**Instructions to follow**. Look through the entries below and report how many lines hold the string "KASIH". Only the number is wanted.

**Data excerpts**.
((

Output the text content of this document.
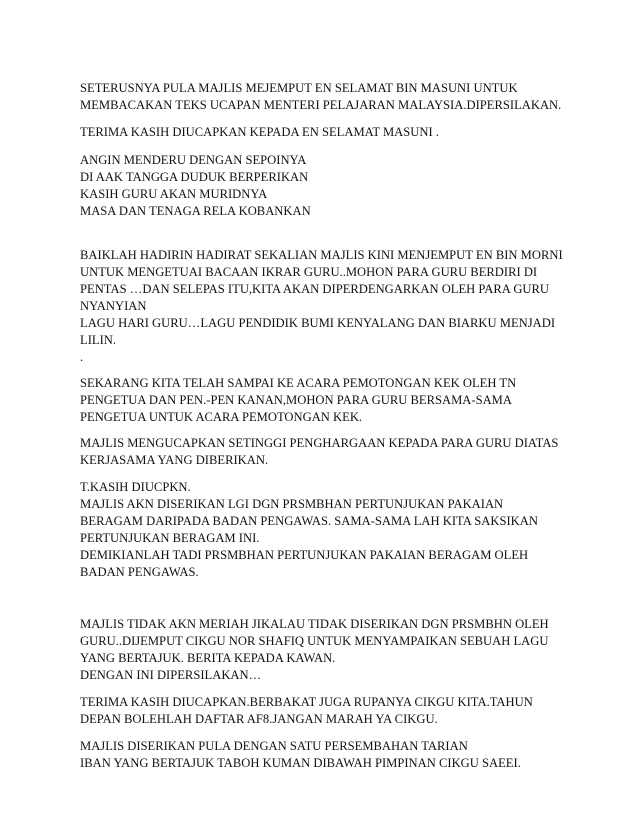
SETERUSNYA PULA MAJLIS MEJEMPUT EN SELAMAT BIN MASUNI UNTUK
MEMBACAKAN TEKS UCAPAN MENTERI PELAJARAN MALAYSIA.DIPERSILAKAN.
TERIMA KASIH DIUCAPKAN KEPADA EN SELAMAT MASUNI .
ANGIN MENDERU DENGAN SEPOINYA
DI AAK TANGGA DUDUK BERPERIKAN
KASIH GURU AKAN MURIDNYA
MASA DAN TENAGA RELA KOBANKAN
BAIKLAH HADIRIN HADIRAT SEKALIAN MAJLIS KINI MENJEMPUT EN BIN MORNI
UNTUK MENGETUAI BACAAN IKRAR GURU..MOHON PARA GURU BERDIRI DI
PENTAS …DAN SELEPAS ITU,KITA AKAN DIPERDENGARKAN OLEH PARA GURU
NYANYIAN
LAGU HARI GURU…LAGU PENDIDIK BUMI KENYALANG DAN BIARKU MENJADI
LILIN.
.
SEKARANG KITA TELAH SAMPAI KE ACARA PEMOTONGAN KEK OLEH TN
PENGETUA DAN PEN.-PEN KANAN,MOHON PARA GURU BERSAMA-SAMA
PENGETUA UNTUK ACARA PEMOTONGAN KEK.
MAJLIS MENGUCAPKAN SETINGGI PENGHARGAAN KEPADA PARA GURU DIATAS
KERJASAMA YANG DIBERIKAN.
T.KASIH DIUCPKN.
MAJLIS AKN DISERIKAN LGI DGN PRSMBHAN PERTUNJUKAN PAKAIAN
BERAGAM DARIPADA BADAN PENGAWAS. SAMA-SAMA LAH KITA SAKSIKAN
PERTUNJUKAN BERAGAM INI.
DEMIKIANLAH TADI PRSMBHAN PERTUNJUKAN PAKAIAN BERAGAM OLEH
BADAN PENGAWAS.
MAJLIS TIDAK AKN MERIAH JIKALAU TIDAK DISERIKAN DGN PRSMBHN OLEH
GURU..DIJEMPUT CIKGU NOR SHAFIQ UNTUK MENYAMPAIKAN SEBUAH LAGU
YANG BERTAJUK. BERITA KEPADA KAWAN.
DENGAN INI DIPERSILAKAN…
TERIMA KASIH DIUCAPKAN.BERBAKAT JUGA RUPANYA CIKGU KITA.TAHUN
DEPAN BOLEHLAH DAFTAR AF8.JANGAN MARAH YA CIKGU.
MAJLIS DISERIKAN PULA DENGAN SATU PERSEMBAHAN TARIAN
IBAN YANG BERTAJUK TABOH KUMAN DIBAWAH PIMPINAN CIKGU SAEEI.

))
((

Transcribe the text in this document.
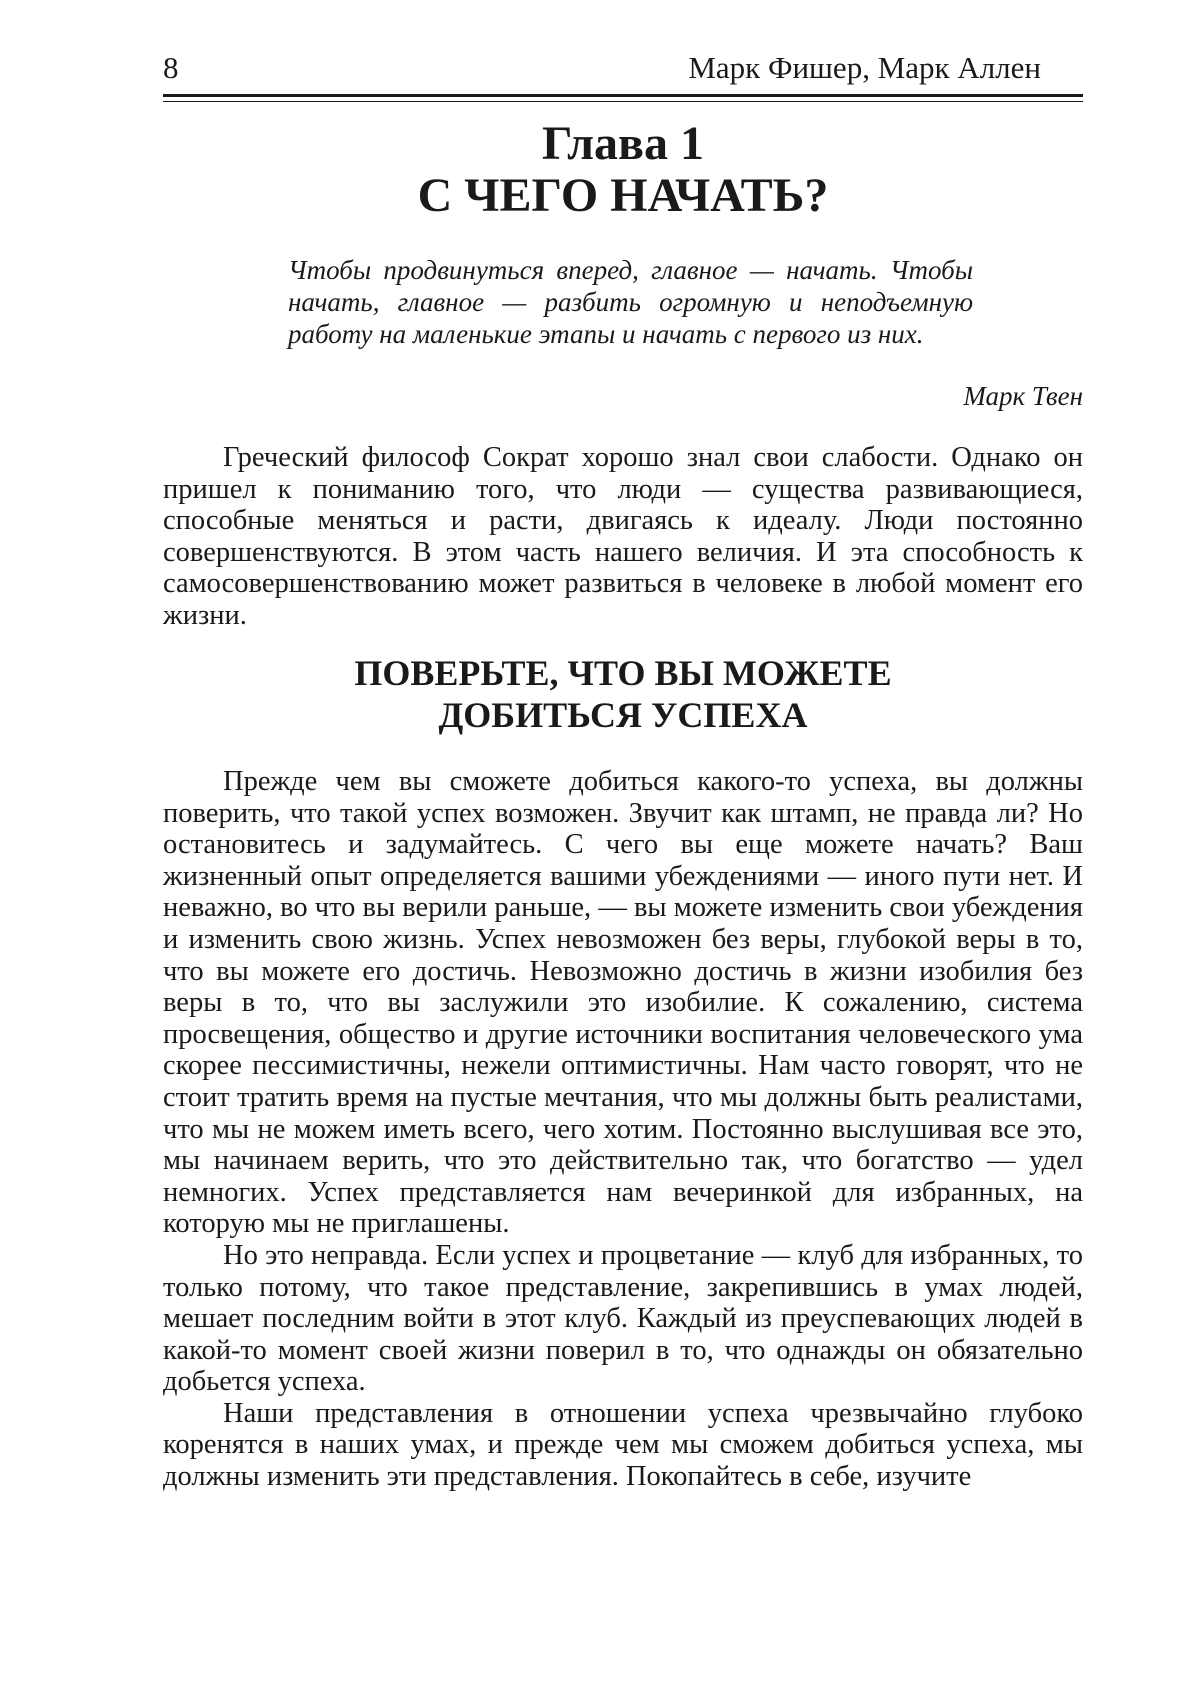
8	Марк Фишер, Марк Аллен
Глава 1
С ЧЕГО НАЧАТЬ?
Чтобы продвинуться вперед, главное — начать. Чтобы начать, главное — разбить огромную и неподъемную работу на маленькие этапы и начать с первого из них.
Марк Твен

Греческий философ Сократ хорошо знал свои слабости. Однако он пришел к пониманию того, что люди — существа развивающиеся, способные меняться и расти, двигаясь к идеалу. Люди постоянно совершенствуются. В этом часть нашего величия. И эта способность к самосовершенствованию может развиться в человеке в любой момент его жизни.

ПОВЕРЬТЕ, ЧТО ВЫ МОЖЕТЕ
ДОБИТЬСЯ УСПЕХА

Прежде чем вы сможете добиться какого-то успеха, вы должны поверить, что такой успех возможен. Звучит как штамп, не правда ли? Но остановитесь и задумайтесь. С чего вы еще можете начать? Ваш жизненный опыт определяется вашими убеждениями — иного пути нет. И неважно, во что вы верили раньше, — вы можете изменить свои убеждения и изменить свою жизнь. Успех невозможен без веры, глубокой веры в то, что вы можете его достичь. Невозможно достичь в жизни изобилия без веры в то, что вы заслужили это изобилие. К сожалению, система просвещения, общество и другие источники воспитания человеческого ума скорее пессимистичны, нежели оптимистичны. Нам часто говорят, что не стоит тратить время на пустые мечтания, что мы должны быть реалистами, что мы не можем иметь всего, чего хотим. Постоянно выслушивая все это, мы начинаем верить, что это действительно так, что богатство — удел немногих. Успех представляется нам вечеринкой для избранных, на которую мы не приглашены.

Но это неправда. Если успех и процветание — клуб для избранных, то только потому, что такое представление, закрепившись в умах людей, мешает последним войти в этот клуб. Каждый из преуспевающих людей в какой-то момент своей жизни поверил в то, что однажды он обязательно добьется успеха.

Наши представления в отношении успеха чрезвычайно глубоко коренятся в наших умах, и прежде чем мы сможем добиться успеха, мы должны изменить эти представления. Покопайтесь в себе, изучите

))

**Written reply**. 4